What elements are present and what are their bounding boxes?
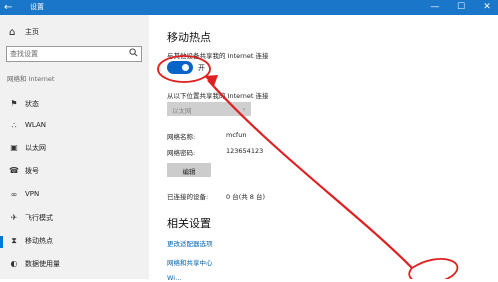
sidebar-item-hotspot[interactable]: ⧗ 移动热点: [0, 232, 149, 252]
network-password-label: 网络密码:: [167, 149, 196, 157]
sidebar-item-dialup[interactable]: ☎ 拨号: [0, 162, 149, 182]
maximize-button[interactable]: ☐: [452, 0, 470, 15]
sidebar-item-label: 拨号: [25, 167, 39, 175]
data-usage-icon: ◐: [10, 259, 18, 268]
sidebar-item-label: 数据使用量: [25, 260, 60, 268]
related-settings-title: 相关设置: [167, 217, 211, 230]
hotspot-toggle[interactable]: [167, 61, 193, 74]
page-title: 移动热点: [167, 31, 211, 44]
toggle-state-label: 开: [198, 64, 205, 72]
connected-devices-value: 0 台(共 8 台): [226, 193, 266, 201]
network-password-value: 123654123: [226, 147, 264, 155]
vpn-icon: ∞: [10, 190, 18, 199]
active-indicator: [0, 236, 3, 248]
sidebar-item-label: 飞行模式: [25, 214, 53, 222]
sidebar-item-label: VPN: [25, 190, 40, 198]
edit-button[interactable]: 编辑: [167, 163, 211, 177]
link-network-sharing-center[interactable]: 网络和共享中心: [167, 257, 213, 267]
ethernet-icon: ▣: [10, 143, 18, 152]
sidebar-item-wlan[interactable]: ∴ WLAN: [0, 117, 149, 137]
sidebar-item-ethernet[interactable]: ▣ 以太网: [0, 139, 149, 159]
close-button[interactable]: ✕: [478, 0, 496, 15]
chevron-down-icon: ⌄: [241, 104, 247, 112]
dialup-icon: ☎: [9, 166, 19, 175]
home-icon[interactable]: ⌂: [9, 27, 15, 38]
share-label: 与其他设备共享我的 Internet 连接: [167, 52, 269, 60]
share-from-label: 从以下位置共享我的 Internet 连接: [167, 92, 269, 100]
annotation-arrow-head: [204, 75, 218, 86]
sidebar-item-status[interactable]: ⚑ 状态: [0, 95, 149, 115]
share-from-select[interactable]: 以太网 ⌄: [167, 102, 251, 116]
minimize-button[interactable]: —: [426, 0, 444, 15]
network-name-label: 网络名称:: [167, 133, 196, 141]
search-icon[interactable]: [129, 48, 138, 57]
section-label: 网络和 Internet: [7, 75, 55, 83]
link-adapter-options[interactable]: 更改适配器选项: [167, 238, 213, 248]
search-input[interactable]: 查找设置: [6, 46, 142, 62]
edit-button-label: 编辑: [182, 168, 196, 176]
status-icon: ⚑: [10, 99, 18, 108]
connected-devices-label: 已连接的设备:: [167, 193, 209, 201]
annotation-loop: [408, 258, 459, 279]
sidebar-item-home[interactable]: 主页: [25, 27, 39, 37]
search-placeholder: 查找设置: [10, 50, 38, 58]
sidebar-item-label: WLAN: [25, 121, 47, 129]
window-title: 设置: [30, 3, 44, 11]
share-from-value: 以太网: [172, 107, 192, 115]
network-name-value: mcfun: [226, 131, 247, 139]
sidebar-item-data-usage[interactable]: ◐ 数据使用量: [0, 255, 149, 275]
airplane-icon: ✈: [10, 213, 18, 222]
toggle-knob: [182, 64, 189, 71]
link-partial[interactable]: Wi…: [167, 274, 182, 282]
sidebar-item-label: 以太网: [25, 144, 46, 152]
title-bar: [0, 0, 498, 15]
sidebar-item-vpn[interactable]: ∞ VPN: [0, 186, 149, 206]
wifi-icon: ∴: [11, 121, 17, 130]
sidebar-item-label: 移动热点: [25, 237, 53, 245]
back-arrow-icon[interactable]: ←: [4, 0, 18, 15]
hotspot-icon: ⧗: [11, 236, 17, 245]
sidebar-item-airplane[interactable]: ✈ 飞行模式: [0, 209, 149, 229]
sidebar-item-label: 状态: [25, 100, 39, 108]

┄┄┄┄┄┄┄┄┄┄┄┄┄┄┄┄┄┄┄┄

### Short problem
Render the lines above as a Markdown table with the columns Row and Text, numbering each line and skipping any blank ones. Leave the pictures out of the table.

### Result for this exercise
| Row | Text |
|---|---|
| 1 | What elements are present and what are their bounding boxes? |
| 2 | sidebar-item-hotspot[interactable]: ⧗ 移动热点: [0, 232, 149, 252] |
| 3 | network-password-label: 网络密码:: [167, 149, 196, 157] |
| 4 | sidebar-item-dialup[interactable]: ☎ 拨号: [0, 162, 149, 182] |
| 5 | maximize-button[interactable]: ☐: [452, 0, 470, 15] |
| 6 | sidebar-item-label: 拨号: [25, 167, 39, 175] |
| 7 | data-usage-icon: ◐: [10, 259, 18, 268] |
| 8 | sidebar-item-label: 数据使用量: [25, 260, 60, 268] |
| 9 | related-settings-title: 相关设置: [167, 217, 211, 230] |
| 10 | hotspot-toggle[interactable]: [167, 61, 193, 74] |
| 11 | page-title: 移动热点: [167, 31, 211, 44] |
| 12 | toggle-state-label: 开: [198, 64, 205, 72] |
| 13 | connected-devices-value: 0 台(共 8 台): [226, 193, 266, 201] |
| 14 | network-password-value: 123654123: [226, 147, 264, 155] |
| 15 | vpn-icon: ∞: [10, 190, 18, 199] |
| 16 | active-indicator: [0, 236, 3, 248] |
| 17 | sidebar-item-label: 飞行模式: [25, 214, 53, 222] |
| 18 | sidebar-item-label: VPN: [25, 190, 40, 198] |
| 19 | edit-button[interactable]: 编辑: [167, 163, 211, 177] |
| 20 | link-network-sharing-center[interactable]: 网络和共享中心: [167, 257, 213, 267] |
| 21 | ethernet-icon: ▣: [10, 143, 18, 152] |
| 22 | sidebar-item-wlan[interactable]: ∴ WLAN: [0, 117, 149, 137] |
| 23 | sidebar-item-ethernet[interactable]: ▣ 以太网: [0, 139, 149, 159] |
| 24 | close-button[interactable]: ✕: [478, 0, 496, 15] |
| 25 | chevron-down-icon: ⌄: [241, 104, 247, 112] |
| 26 | dialup-icon: ☎: [9, 166, 19, 175] |
| 27 | home-icon[interactable]: ⌂: [9, 27, 15, 38] |
| 28 | share-label: 与其他设备共享我的 Internet 连接: [167, 52, 269, 60] |
| 29 | share-from-label: 从以下位置共享我的 Internet 连接: [167, 92, 269, 100] |
| 30 | annotation-arrow-head: [204, 75, 218, 86] |
| 31 | sidebar-item-status[interactable]: ⚑ 状态: [0, 95, 149, 115] |
| 32 | share-from-select[interactable]: 以太网 ⌄: [167, 102, 251, 116] |
| 33 | minimize-button[interactable]: —: [426, 0, 444, 15] |
| 34 | network-name-label: 网络名称:: [167, 133, 196, 141] |
| 35 | search-icon[interactable]: [129, 48, 138, 57] |
| 36 | section-label: 网络和 Internet: [7, 75, 55, 83] |
| 37 | link-adapter-options[interactable]: 更改适配器选项: [167, 238, 213, 248] |
| 38 | search-input[interactable]: 查找设置: [6, 46, 142, 62] |
| 39 | edit-button-label: 编辑: [182, 168, 196, 176] |
| 40 | status-icon: ⚑: [10, 99, 18, 108] |
| 41 | connected-devices-label: 已连接的设备:: [167, 193, 209, 201] |
| 42 | annotation-loop: [408, 258, 459, 279] |
| 43 | sidebar-item-home[interactable]: 主页: [25, 27, 39, 37] |
| 44 | search-placeholder: 查找设置: [10, 50, 38, 58] |
| 45 | sidebar-item-label: WLAN: [25, 121, 47, 129] |
| 46 | window-title: 设置: [30, 3, 44, 11] |
| 47 | share-from-value: 以太网: [172, 107, 192, 115] |
| 48 | network-name-value: mcfun: [226, 131, 247, 139] |
| 49 | sidebar-item-data-usage[interactable]: ◐ 数据使用量: [0, 255, 149, 275] |
| 50 | airplane-icon: ✈: [10, 213, 18, 222] |
| 51 | toggle-knob: [182, 64, 189, 71] |
| 52 | link-partial[interactable]: Wi…: [167, 274, 182, 282] |
| 53 | sidebar-item-label: 以太网: [25, 144, 46, 152] |
| 54 | title-bar: [0, 0, 498, 15] |
| 55 | sidebar-item-vpn[interactable]: ∞ VPN: [0, 186, 149, 206] |
| 56 | wifi-icon: ∴: [11, 121, 17, 130] |
| 57 | sidebar-item-label: 移动热点: [25, 237, 53, 245] |
| 58 | back-arrow-icon[interactable]: ←: [4, 0, 18, 15] |
| 59 | hotspot-icon: ⧗: [11, 236, 17, 245] |
| 60 | sidebar-item-airplane[interactable]: ✈ 飞行模式: [0, 209, 149, 229] |
| 61 | sidebar-item-label: 状态: [25, 100, 39, 108] |